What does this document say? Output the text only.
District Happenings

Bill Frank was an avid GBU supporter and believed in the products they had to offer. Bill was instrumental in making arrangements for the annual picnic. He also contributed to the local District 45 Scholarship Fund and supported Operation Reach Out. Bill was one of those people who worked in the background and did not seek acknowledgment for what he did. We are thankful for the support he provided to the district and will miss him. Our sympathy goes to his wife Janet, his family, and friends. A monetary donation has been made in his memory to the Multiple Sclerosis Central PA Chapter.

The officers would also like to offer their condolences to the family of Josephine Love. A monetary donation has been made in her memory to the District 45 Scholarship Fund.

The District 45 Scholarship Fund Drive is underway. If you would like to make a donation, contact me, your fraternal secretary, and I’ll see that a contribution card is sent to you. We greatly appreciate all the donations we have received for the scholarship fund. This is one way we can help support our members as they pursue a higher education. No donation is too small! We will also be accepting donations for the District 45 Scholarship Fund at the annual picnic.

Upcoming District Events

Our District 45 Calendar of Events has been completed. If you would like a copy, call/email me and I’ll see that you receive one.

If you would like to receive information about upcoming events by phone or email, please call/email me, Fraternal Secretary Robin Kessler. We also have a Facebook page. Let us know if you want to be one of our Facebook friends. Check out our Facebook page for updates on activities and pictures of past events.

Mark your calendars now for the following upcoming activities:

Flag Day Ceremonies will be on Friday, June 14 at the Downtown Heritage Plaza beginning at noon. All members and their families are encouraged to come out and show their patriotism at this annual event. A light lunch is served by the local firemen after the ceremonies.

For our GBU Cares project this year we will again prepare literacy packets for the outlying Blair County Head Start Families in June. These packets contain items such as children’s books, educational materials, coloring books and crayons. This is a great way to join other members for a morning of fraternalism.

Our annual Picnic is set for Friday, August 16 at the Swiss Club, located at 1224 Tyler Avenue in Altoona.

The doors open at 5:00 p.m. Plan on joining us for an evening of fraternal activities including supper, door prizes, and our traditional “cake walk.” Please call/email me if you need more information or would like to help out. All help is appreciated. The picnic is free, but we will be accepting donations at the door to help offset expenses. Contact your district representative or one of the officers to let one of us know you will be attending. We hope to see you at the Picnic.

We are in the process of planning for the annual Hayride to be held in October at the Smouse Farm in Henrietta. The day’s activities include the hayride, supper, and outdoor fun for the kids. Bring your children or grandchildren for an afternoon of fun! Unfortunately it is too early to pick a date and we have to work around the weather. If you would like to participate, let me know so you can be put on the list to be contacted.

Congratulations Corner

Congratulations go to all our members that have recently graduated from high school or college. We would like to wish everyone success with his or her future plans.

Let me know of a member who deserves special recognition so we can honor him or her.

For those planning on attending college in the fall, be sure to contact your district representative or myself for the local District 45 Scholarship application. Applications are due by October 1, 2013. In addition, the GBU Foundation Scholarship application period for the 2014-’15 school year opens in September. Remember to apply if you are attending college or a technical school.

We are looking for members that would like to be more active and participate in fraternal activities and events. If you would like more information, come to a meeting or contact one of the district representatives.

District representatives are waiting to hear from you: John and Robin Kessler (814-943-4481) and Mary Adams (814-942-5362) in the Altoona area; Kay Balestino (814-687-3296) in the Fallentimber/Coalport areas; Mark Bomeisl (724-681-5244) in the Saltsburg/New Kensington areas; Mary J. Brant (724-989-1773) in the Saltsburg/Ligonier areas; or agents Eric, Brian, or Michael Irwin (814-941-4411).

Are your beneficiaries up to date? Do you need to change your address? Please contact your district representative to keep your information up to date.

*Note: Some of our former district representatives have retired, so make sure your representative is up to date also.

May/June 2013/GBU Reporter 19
================
Tally the lines in the listing that hold "Congratulations" and report the number alone.

2